(Dataset rows about figures)
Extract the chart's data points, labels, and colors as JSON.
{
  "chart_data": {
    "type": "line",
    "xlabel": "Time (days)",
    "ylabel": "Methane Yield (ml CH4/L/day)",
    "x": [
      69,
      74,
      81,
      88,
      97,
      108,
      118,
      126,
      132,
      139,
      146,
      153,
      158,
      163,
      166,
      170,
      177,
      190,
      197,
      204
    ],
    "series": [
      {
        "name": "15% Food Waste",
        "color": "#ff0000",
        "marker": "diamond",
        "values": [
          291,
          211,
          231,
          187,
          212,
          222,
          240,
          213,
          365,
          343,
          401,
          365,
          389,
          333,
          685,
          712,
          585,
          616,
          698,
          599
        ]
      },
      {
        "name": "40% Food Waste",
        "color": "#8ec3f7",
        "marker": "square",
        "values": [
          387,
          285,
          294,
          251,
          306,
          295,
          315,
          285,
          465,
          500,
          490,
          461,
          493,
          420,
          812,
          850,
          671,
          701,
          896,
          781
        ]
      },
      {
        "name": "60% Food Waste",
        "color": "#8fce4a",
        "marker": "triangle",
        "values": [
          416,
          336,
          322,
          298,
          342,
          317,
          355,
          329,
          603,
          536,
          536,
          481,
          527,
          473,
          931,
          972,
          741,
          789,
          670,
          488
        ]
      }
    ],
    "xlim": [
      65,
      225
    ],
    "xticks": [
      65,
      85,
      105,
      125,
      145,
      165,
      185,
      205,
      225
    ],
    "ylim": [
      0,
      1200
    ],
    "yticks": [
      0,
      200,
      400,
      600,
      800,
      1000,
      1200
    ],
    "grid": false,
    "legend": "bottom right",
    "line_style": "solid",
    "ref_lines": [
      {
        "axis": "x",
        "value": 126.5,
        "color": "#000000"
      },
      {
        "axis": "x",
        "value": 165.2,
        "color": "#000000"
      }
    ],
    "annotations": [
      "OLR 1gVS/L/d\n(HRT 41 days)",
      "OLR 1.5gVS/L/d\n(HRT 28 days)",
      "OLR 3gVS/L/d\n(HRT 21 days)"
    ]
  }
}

* * *

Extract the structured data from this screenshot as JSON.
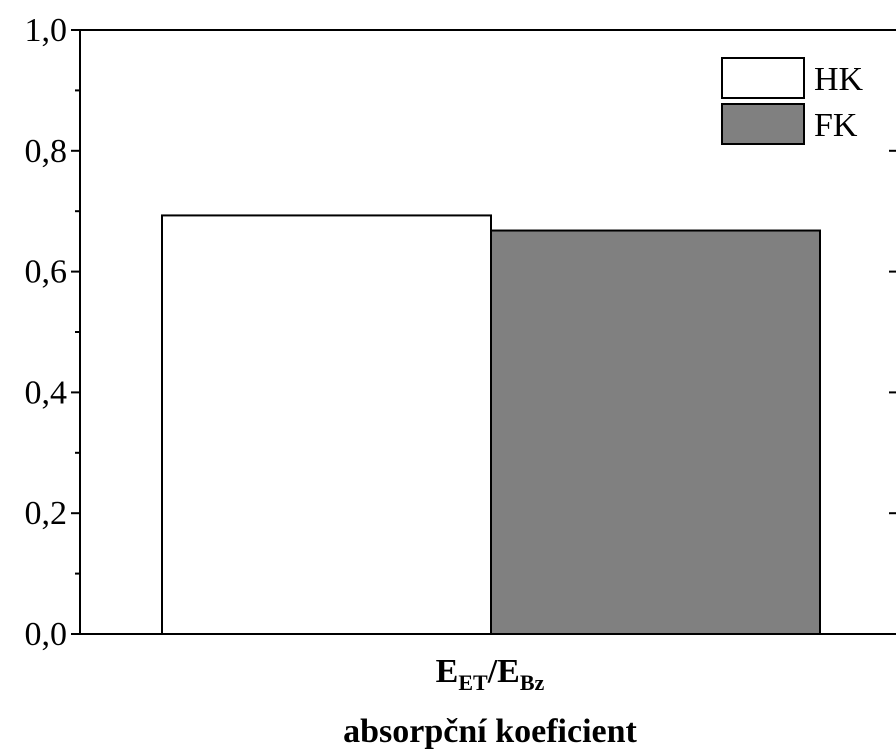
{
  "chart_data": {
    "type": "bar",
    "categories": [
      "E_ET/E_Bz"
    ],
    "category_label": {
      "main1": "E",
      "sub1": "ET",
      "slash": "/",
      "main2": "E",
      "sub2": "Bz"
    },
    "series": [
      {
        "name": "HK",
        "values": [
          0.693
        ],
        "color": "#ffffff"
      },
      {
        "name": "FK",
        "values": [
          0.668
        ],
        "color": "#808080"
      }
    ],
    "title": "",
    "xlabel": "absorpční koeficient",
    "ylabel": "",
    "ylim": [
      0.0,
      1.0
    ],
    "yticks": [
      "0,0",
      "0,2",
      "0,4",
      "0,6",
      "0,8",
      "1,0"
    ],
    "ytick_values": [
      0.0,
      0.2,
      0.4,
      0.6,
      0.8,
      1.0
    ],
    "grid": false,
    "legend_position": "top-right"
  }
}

▶ Exercise goal
Return each line of the listing that holds the string "marker".

▶ Output for this exercise
        "marker": "diamond",
        "marker": "square",
        "marker": "triangle",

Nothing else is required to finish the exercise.